:: Given data

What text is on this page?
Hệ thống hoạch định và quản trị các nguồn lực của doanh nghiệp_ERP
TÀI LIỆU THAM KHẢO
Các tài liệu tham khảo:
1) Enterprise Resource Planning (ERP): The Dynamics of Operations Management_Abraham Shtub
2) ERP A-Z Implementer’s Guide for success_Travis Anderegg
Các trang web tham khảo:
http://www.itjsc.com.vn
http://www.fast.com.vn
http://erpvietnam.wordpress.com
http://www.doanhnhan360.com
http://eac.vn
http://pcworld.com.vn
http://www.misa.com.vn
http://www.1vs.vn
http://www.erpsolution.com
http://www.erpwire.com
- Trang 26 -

::::

» **The problem**: In full and verbatim, repeat the records given above.

» **Complete answer**:
What text is on this page?
Hệ thống hoạch định và quản trị các nguồn lực của doanh nghiệp_ERP
TÀI LIỆU THAM KHẢO
Các tài liệu tham khảo:
1) Enterprise Resource Planning (ERP): The Dynamics of Operations Management_Abraham Shtub
2) ERP A-Z Implementer’s Guide for success_Travis Anderegg
Các trang web tham khảo:
http://www.itjsc.com.vn
http://www.fast.com.vn
http://erpvietnam.wordpress.com
http://www.doanhnhan360.com
http://eac.vn
http://pcworld.com.vn
http://www.misa.com.vn
http://www.1vs.vn
http://www.erpsolution.com
http://www.erpwire.com
- Trang 26 -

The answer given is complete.